> _Work item A_
In the passage on California's renewable energy goals, what does the state power grid operator's new command center monitor, for instance?
> _Work item B_
From the passage on California's renewable energy goals, copy the stretch from "In a budget" through "33 for now." word for word.
[[ Passage shown, beginning ]]
Tom Werner, chief executive of solar panel maker SunPower Corp, has met with Brown more than once this year and says solar energy dominates meetings with the governor even when the topic is not supposed to be solar.
"He reminded me that he was a solar advocate in the 70s, he was the original advocate and he suggested that the RPS would probably go up," Werner said.
WATCHING FOR CLOUDS
Getting to 40 percent renewables would test California's electric grid, strain its ability to put new generation on line fast and exacerbate the problem of intermittent sources.
New power lines and big solar and wind farms are being planned and built -- and environmentalists are challenging many as threats to the state, which has dozens more endangered species than neighbors. It also has deserts, mountain passes, and geothermal fields perfect for renewables.
The state power grid operator has a new command center built with 33 percent renewables in mind. It monitors clouds heading toward the Mojave Desert, for instance.
"That's what it's all about -- keeping visually one step ahead of nature," said Stephanie McCorkle, spokeswoman for the California Independent System Operator.
Figuring out a problem ahead of time is only half the solution, though. The state will still need to fill power gaps that crop up.
Battery technology is improving to the point where power storage could provide a few seconds, minutes -- potentially a few hours of power at prices as competitive with a new natural gas plant, said John Zahurancik, vice president of merchant power company AES Corp's Energy Storage group.
His company is bidding on a New York contract to provide a battery array that would provide as much energy as a mid-size traditional power plant for several hours.
Much of the answer may be to use less electricity, Brown's mantra when he was governor from 1975-1983. Insulating homes, improving lighting and appliances -- these are the types of fixes which could create jobs, reduce grid strain and save consumers money. If energy prices go up, using less electricity could keep bills manageable.
"I think the state can go to 40 percent renewables by 2020, because it's a function of reducing your demand through energy efficiency and increasing your supply of renewables. But we have to be conscious of the price," California Public Utilities Commission President Michael Peevey told legislators at a hearing earlier this year in Sacramento.
In a budget document his commission asked for new staff to study a 40 percent renewables goal to would make renewable energy California's primary energy source. Forty percent would be approximately on par with electricity from natural gas.
Conserving energy could mean using less and shifting energy use -- buying a more efficient dishwasher or using a system to turn off the fridge for a few minutes when demand spikes or run it in the dead of night. But that is years away from having a major impact on the grid.
Industry is circumspect. Although prices of solar arrays are falling, the dependability of new technologies is still unclear, at least as far as making them the main power source. Industry is focusing on just getting to 33 for now.
"We are taking a very large portfolio and we are doubling it in a very short time frame," said Mike Marelli, Director of Contracts for the Renewable and Alternative Power group at Southern California Edison.
Independent operators collectively provided 18 percent of electricity from renewables in California last year -- and thus have missed the previous state target of 20 percent by 2010.
Moreover, the state legislature's top champion of renewable standards, Senator Joe Simitian, will be pushed out of office by term limits next year. He sees alternative energy advocates happy but tired after a multi-year battle on 33 percent.
"I think folks probably are going to want a little break before they are willing to say, what's the next mountain to climb in terms of renewable energy," he said.
[[ Passage shown, end ]]
[[ Record extracts, beginning ]]
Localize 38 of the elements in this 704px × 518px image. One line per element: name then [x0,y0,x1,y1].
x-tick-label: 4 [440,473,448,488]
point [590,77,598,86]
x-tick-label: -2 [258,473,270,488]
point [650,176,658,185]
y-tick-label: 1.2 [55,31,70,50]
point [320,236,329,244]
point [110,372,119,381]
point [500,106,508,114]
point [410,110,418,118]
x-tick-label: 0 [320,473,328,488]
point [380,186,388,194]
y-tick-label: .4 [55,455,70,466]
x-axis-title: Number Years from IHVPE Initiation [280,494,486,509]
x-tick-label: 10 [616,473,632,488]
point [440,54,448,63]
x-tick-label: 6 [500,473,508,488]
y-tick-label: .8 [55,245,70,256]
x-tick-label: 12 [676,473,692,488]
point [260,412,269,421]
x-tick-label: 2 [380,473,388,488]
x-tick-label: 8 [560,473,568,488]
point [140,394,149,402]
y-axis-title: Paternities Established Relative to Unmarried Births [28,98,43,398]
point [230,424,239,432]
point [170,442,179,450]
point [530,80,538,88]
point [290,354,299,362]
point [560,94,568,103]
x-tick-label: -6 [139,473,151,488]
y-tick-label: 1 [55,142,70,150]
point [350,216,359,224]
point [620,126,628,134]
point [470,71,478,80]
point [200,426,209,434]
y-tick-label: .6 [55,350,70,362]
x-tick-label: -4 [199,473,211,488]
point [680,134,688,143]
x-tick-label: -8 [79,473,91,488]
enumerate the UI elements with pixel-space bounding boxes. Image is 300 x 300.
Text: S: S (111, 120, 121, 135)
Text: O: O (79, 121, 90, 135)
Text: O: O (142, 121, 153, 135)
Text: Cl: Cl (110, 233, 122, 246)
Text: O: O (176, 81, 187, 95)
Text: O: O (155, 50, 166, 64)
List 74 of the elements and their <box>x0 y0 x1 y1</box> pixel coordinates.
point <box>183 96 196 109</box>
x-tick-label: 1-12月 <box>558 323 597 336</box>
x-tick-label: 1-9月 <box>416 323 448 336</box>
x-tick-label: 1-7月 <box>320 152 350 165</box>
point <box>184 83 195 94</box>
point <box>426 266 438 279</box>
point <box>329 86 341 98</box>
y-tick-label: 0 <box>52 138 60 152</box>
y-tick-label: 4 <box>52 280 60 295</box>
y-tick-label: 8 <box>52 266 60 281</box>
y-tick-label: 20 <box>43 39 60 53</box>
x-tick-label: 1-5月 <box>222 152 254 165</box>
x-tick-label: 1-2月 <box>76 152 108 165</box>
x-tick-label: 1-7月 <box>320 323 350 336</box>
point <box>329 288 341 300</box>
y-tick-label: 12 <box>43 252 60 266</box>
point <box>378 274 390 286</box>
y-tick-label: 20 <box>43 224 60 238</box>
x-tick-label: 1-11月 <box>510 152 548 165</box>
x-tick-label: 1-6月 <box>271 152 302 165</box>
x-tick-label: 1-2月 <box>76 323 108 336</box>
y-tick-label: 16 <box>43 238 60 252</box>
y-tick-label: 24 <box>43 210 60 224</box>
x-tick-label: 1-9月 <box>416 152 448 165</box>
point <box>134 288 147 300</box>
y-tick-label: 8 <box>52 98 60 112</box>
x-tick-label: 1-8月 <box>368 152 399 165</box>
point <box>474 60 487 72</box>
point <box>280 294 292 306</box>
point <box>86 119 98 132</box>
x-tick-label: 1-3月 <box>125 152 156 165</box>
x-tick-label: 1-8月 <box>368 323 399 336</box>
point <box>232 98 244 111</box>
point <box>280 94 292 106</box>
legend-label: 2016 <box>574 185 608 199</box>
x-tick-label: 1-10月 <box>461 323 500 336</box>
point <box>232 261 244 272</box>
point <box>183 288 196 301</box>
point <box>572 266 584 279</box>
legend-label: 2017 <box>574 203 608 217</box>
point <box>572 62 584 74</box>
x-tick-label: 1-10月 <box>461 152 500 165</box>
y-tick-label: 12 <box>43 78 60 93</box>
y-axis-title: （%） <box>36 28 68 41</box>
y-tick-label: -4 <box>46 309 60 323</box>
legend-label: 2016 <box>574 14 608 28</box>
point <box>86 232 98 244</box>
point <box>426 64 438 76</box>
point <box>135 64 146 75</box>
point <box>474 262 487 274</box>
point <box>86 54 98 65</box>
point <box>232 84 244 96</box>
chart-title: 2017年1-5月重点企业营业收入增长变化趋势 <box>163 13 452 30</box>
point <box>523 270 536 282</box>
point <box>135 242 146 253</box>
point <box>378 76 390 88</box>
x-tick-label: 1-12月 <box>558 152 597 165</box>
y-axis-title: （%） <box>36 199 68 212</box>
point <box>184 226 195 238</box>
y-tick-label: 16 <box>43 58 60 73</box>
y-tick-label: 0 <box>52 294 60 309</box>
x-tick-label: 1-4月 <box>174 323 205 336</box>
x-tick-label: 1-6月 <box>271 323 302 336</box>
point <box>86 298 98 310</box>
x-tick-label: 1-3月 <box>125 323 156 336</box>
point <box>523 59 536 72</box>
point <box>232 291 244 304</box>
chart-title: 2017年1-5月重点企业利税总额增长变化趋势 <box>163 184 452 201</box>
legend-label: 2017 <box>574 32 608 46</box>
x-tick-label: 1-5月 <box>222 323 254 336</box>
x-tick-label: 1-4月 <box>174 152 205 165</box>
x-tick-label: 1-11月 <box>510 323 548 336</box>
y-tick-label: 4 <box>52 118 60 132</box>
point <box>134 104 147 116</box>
[[ Record extracts, end ]]
> _Task output A_
Clouds heading toward the Mojave Desert.

> _Task output B_
In a budget document his commission asked for new staff to study a 40 percent renewables goal to would make renewable energy California's primary energy source. Forty percent would be approximately on par with electricity from natural gas.
Conserving energy could mean using less and shifting energy use -- buying a more efficient dishwasher or using a system to turn off the fridge for a few minutes when demand spikes or run it in the dead of night. But that is years away from having a major impact on the grid.
Industry is circumspect. Although prices of solar arrays are falling, the dependability of new technologies is still unclear, at least as far as making them the main power source. Industry is focusing on just getting to 33 for now.